*Problem to work on*
Look through the material below. Copy each line that contains the string "name".

*Given data*
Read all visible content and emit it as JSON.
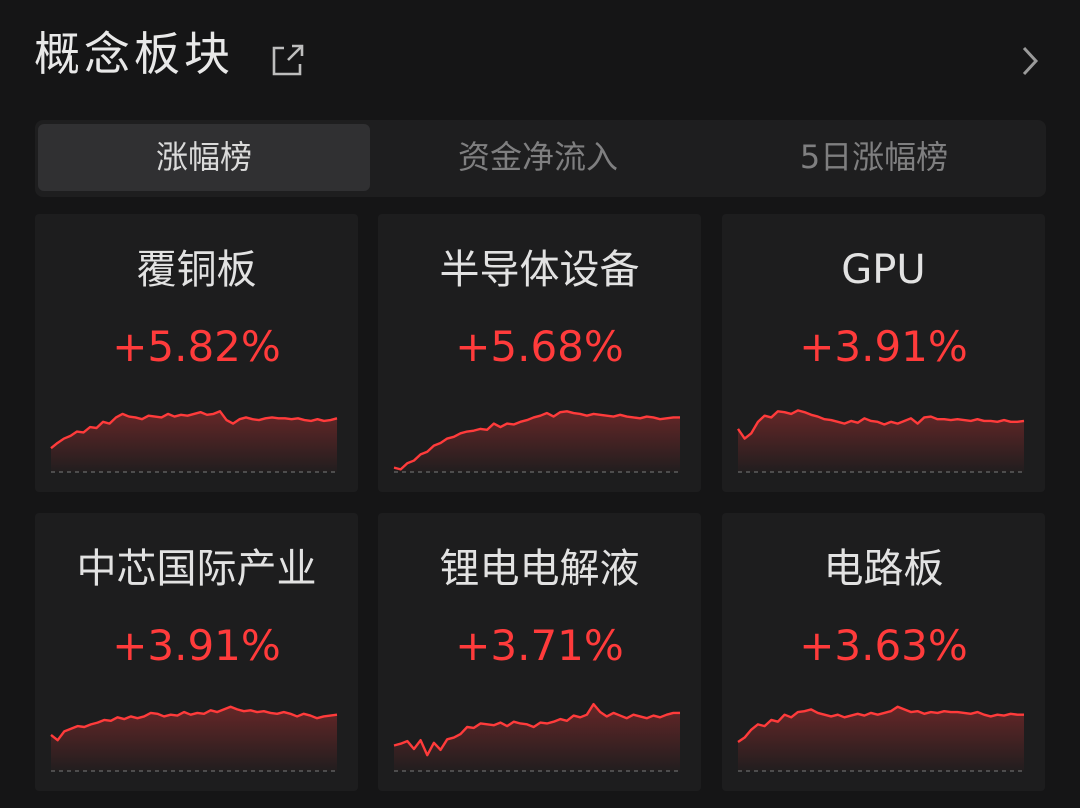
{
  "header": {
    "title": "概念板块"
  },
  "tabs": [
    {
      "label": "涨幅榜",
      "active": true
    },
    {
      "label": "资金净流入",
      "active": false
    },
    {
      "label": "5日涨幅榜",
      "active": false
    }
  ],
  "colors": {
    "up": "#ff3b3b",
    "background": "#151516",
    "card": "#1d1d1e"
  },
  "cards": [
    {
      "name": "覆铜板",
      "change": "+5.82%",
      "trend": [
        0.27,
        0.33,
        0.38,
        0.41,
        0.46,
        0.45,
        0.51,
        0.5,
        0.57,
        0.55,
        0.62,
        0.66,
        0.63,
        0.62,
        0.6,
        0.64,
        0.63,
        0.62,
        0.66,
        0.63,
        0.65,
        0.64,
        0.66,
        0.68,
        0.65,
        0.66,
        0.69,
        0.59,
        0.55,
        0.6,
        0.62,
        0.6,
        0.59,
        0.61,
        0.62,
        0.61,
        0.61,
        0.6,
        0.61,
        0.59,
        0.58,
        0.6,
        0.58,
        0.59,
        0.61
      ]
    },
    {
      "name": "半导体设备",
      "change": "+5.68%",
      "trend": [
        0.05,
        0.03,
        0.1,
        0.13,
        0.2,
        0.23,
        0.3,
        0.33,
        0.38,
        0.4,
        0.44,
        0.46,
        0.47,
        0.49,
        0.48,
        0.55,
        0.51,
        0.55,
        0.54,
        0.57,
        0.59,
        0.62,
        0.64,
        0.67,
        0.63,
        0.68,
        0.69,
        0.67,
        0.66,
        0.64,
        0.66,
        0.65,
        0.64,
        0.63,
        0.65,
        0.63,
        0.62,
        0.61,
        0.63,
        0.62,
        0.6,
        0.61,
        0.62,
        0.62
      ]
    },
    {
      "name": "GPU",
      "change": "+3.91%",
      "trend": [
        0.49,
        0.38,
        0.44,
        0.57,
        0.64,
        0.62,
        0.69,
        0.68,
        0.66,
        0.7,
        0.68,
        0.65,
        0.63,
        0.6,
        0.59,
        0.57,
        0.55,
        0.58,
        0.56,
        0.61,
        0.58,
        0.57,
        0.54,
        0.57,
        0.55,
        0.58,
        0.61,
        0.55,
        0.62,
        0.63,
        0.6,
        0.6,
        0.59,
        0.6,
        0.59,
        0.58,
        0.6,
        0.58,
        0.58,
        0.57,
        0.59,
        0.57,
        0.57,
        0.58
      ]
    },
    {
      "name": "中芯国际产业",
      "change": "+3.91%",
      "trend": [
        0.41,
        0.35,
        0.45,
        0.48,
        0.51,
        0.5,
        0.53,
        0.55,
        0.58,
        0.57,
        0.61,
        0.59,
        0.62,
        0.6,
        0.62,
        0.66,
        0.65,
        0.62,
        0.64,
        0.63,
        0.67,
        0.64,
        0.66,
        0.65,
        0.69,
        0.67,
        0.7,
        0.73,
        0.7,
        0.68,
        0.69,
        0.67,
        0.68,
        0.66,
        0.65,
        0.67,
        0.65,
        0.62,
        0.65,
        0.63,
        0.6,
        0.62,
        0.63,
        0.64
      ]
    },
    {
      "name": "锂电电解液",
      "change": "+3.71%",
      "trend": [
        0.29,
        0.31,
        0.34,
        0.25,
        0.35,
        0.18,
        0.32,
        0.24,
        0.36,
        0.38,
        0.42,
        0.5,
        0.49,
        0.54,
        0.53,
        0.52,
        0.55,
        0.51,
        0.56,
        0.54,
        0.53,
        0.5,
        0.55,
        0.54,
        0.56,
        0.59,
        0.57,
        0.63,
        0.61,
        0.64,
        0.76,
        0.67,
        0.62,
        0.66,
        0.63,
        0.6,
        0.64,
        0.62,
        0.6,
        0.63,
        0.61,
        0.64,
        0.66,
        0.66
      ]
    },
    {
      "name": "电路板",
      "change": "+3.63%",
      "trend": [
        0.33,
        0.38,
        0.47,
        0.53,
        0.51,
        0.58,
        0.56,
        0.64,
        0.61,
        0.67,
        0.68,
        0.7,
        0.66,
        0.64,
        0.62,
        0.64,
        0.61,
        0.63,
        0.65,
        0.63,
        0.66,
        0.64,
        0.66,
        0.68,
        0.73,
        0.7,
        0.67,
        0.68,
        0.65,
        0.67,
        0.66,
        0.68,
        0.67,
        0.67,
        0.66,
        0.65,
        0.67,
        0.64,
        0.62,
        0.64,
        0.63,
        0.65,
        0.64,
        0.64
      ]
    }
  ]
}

--

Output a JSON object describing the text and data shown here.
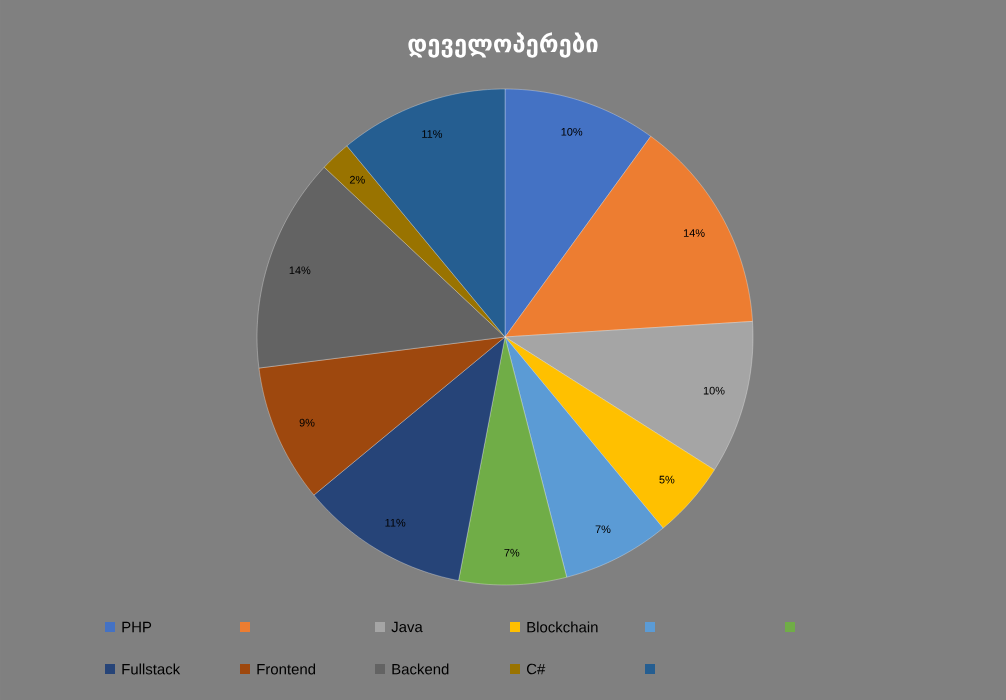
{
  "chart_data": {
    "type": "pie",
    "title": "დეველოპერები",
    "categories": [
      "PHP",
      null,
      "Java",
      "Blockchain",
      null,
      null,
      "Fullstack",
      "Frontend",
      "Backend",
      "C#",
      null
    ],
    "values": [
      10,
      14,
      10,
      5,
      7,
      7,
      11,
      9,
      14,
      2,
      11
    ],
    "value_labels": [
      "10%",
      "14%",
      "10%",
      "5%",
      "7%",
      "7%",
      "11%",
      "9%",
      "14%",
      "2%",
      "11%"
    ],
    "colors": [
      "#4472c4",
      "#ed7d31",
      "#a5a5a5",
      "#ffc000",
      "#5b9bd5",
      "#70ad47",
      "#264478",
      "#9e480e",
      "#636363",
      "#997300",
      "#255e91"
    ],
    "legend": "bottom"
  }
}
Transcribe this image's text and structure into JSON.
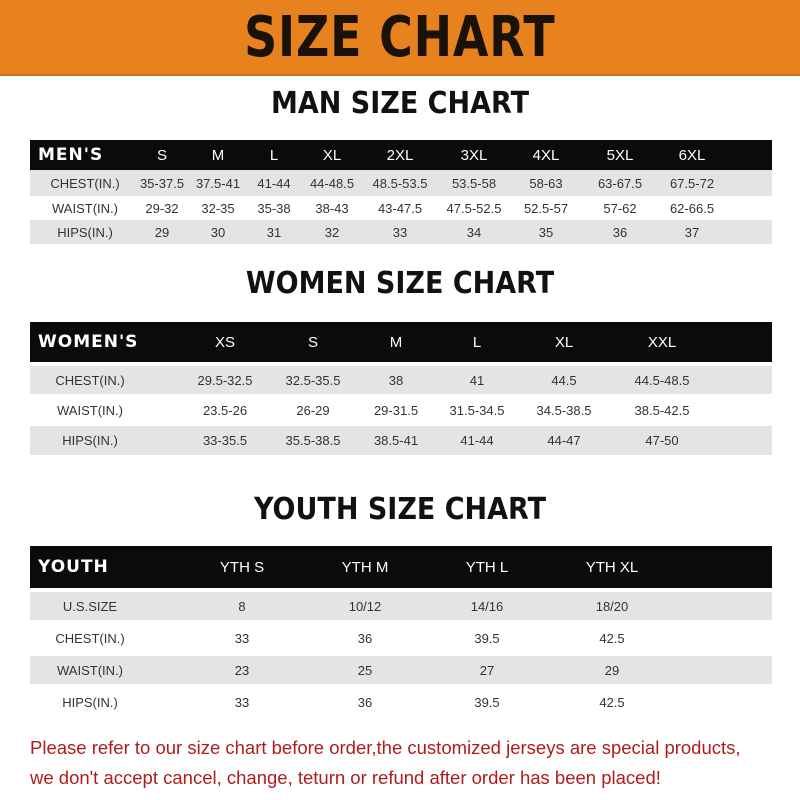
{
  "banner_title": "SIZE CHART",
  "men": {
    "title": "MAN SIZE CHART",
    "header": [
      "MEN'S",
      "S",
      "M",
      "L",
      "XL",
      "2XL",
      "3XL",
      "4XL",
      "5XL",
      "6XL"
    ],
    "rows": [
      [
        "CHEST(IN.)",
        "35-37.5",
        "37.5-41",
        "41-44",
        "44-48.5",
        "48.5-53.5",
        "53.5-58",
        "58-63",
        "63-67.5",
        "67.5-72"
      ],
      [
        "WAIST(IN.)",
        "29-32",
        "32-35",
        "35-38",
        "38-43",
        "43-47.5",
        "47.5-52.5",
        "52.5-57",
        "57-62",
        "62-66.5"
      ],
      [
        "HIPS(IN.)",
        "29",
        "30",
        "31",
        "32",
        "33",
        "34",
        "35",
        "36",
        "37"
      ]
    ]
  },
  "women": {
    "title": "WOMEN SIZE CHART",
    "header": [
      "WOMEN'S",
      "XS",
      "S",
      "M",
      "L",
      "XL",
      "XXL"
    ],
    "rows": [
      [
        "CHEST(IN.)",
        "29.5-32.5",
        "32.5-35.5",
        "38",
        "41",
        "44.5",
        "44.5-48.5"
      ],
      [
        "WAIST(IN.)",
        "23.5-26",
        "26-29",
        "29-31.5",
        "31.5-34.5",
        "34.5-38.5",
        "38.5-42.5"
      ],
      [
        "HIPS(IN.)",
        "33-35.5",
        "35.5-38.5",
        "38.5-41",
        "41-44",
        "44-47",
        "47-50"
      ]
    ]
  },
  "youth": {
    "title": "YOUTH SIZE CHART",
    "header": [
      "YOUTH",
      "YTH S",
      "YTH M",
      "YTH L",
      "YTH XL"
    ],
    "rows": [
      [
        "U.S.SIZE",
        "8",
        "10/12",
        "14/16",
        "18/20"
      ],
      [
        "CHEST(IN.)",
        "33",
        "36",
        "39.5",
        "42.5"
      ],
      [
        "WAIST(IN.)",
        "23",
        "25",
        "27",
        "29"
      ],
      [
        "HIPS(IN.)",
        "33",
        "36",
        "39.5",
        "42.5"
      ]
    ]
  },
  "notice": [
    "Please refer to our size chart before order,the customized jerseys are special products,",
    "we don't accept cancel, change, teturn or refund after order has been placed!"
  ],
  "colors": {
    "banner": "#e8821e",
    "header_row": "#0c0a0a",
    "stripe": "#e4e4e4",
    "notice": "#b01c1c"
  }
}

*Correct result*
      "name": "覆铜板",
      "name": "半导体设备",
      "name": "GPU",
      "name": "中芯国际产业",
      "name": "锂电电解液",
      "name": "电路板",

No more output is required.